WORK TO DO ▸
Where the word "JSON" occurs in a line, return that line.

GIVEN DATA ▸
— Begin —

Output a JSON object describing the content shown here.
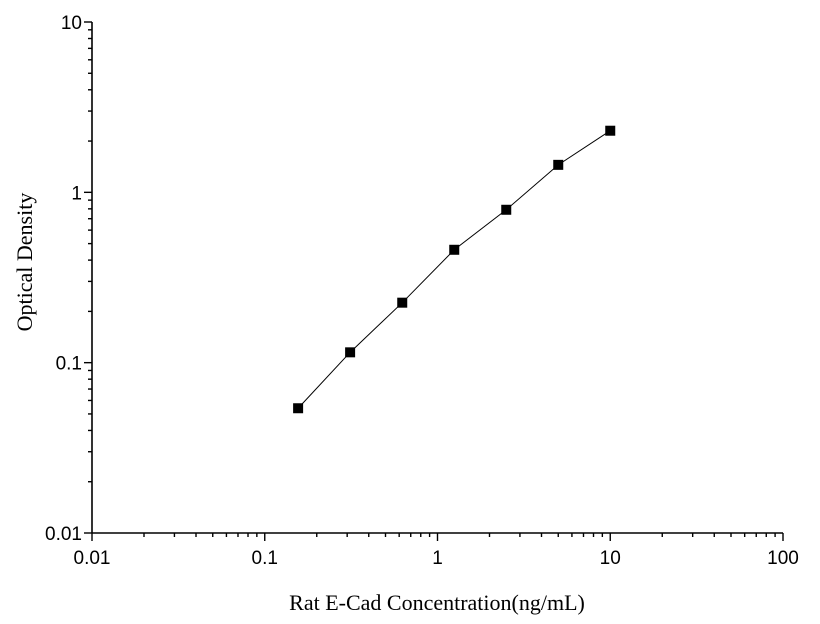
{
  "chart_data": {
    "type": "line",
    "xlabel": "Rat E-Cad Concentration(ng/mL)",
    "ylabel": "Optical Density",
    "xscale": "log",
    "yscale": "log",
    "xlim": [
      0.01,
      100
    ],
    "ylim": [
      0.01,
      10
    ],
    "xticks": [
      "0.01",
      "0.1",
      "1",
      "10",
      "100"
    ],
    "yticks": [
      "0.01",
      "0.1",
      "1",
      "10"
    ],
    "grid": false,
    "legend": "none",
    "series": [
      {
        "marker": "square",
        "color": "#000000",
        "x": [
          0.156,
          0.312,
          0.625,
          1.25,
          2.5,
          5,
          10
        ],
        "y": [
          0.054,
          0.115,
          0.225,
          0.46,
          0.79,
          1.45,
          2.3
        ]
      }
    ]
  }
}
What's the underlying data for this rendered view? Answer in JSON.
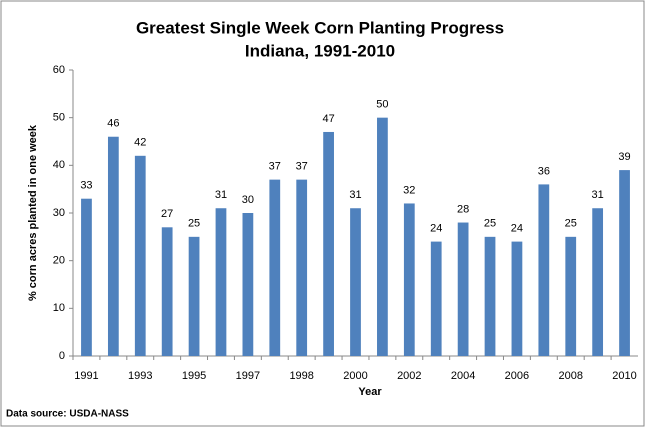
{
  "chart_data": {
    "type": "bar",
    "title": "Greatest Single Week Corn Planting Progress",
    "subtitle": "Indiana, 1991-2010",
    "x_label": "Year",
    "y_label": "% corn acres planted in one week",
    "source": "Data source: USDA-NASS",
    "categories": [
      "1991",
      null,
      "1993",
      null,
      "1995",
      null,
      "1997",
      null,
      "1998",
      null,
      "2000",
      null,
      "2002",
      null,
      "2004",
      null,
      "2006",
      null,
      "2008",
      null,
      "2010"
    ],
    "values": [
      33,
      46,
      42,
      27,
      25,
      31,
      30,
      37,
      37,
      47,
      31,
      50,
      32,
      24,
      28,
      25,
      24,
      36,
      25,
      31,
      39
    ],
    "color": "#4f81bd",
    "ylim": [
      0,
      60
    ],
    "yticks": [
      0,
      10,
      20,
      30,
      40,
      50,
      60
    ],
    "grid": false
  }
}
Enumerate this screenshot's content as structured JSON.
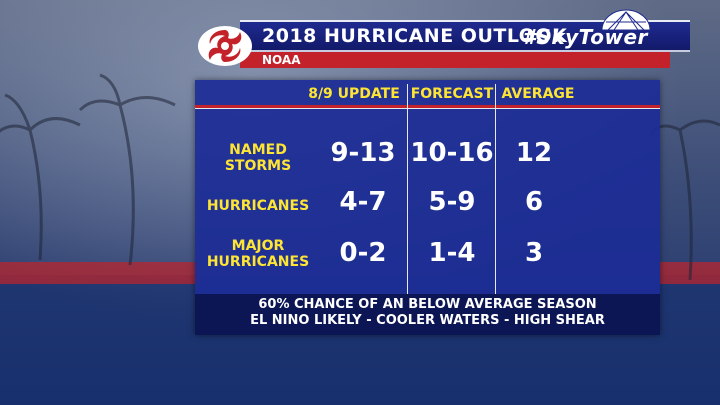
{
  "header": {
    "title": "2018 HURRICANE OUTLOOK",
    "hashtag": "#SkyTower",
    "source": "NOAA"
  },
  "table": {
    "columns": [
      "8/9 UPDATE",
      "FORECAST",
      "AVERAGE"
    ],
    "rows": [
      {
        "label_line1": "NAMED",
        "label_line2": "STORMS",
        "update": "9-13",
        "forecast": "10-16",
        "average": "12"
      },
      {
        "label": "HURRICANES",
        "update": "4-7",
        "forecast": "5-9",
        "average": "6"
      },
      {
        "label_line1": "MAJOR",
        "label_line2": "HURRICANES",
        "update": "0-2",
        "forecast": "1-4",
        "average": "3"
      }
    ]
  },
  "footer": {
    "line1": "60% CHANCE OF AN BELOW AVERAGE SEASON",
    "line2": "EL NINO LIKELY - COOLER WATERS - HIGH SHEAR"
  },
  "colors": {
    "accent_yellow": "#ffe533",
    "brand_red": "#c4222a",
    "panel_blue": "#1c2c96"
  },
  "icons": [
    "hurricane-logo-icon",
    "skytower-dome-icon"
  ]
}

— End —

FULL SOLUTION ▸
Output a JSON object describing the content shown here.
What's the underlying data for this rendered view? Answer in JSON.
Enumerate this screenshot's content as structured JSON.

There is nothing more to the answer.